Work to do: Every line of the material that follows must be printed again exactly.

** BEGIN **

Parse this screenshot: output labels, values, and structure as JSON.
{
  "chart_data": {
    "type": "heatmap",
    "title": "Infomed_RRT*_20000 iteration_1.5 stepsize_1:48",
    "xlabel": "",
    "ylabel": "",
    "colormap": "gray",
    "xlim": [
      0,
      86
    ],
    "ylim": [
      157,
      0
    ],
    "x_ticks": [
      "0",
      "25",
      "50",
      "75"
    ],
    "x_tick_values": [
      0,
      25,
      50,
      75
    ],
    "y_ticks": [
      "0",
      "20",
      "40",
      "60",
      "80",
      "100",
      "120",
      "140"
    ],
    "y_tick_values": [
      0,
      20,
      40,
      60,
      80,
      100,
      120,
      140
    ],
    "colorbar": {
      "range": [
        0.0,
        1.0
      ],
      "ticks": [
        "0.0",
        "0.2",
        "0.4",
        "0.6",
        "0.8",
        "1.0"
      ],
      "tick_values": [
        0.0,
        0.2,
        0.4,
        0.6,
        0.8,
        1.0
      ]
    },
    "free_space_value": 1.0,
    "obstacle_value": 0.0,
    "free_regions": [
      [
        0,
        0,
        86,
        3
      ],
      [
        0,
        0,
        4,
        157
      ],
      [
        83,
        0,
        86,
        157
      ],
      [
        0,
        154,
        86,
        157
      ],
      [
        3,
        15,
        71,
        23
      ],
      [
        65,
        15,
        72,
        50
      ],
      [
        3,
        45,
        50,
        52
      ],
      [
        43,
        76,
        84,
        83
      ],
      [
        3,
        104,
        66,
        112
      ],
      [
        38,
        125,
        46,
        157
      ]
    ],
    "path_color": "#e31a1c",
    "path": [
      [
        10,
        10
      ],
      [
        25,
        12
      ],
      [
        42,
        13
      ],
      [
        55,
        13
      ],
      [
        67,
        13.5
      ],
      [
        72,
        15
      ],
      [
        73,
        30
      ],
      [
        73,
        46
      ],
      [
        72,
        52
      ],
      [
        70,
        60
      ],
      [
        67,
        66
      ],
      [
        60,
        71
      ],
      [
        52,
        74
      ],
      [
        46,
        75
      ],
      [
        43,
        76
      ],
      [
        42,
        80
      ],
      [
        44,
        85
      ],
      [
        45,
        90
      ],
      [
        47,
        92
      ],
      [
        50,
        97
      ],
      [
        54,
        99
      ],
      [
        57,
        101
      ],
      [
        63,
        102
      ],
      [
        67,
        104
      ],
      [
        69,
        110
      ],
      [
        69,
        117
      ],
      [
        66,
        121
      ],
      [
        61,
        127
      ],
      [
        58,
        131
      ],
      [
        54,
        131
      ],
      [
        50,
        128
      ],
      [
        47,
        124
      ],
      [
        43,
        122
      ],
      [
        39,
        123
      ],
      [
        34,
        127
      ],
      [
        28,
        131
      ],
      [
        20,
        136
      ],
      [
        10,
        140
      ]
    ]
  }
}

** END **

Written answer:
Parse this screenshot: output labels, values, and structure as JSON.
{
  "chart_data": {
    "type": "heatmap",
    "title": "Infomed_RRT*_20000 iteration_1.5 stepsize_1:48",
    "xlabel": "",
    "ylabel": "",
    "colormap": "gray",
    "xlim": [
      0,
      86
    ],
    "ylim": [
      157,
      0
    ],
    "x_ticks": [
      "0",
      "25",
      "50",
      "75"
    ],
    "x_tick_values": [
      0,
      25,
      50,
      75
    ],
    "y_ticks": [
      "0",
      "20",
      "40",
      "60",
      "80",
      "100",
      "120",
      "140"
    ],
    "y_tick_values": [
      0,
      20,
      40,
      60,
      80,
      100,
      120,
      140
    ],
    "colorbar": {
      "range": [
        0.0,
        1.0
      ],
      "ticks": [
        "0.0",
        "0.2",
        "0.4",
        "0.6",
        "0.8",
        "1.0"
      ],
      "tick_values": [
        0.0,
        0.2,
        0.4,
        0.6,
        0.8,
        1.0
      ]
    },
    "free_space_value": 1.0,
    "obstacle_value": 0.0,
    "free_regions": [
      [
        0,
        0,
        86,
        3
      ],
      [
        0,
        0,
        4,
        157
      ],
      [
        83,
        0,
        86,
        157
      ],
      [
        0,
        154,
        86,
        157
      ],
      [
        3,
        15,
        71,
        23
      ],
      [
        65,
        15,
        72,
        50
      ],
      [
        3,
        45,
        50,
        52
      ],
      [
        43,
        76,
        84,
        83
      ],
      [
        3,
        104,
        66,
        112
      ],
      [
        38,
        125,
        46,
        157
      ]
    ],
    "path_color": "#e31a1c",
    "path": [
      [
        10,
        10
      ],
      [
        25,
        12
      ],
      [
        42,
        13
      ],
      [
        55,
        13
      ],
      [
        67,
        13.5
      ],
      [
        72,
        15
      ],
      [
        73,
        30
      ],
      [
        73,
        46
      ],
      [
        72,
        52
      ],
      [
        70,
        60
      ],
      [
        67,
        66
      ],
      [
        60,
        71
      ],
      [
        52,
        74
      ],
      [
        46,
        75
      ],
      [
        43,
        76
      ],
      [
        42,
        80
      ],
      [
        44,
        85
      ],
      [
        45,
        90
      ],
      [
        47,
        92
      ],
      [
        50,
        97
      ],
      [
        54,
        99
      ],
      [
        57,
        101
      ],
      [
        63,
        102
      ],
      [
        67,
        104
      ],
      [
        69,
        110
      ],
      [
        69,
        117
      ],
      [
        66,
        121
      ],
      [
        61,
        127
      ],
      [
        58,
        131
      ],
      [
        54,
        131
      ],
      [
        50,
        128
      ],
      [
        47,
        124
      ],
      [
        43,
        122
      ],
      [
        39,
        123
      ],
      [
        34,
        127
      ],
      [
        28,
        131
      ],
      [
        20,
        136
      ],
      [
        10,
        140
      ]
    ]
  }
}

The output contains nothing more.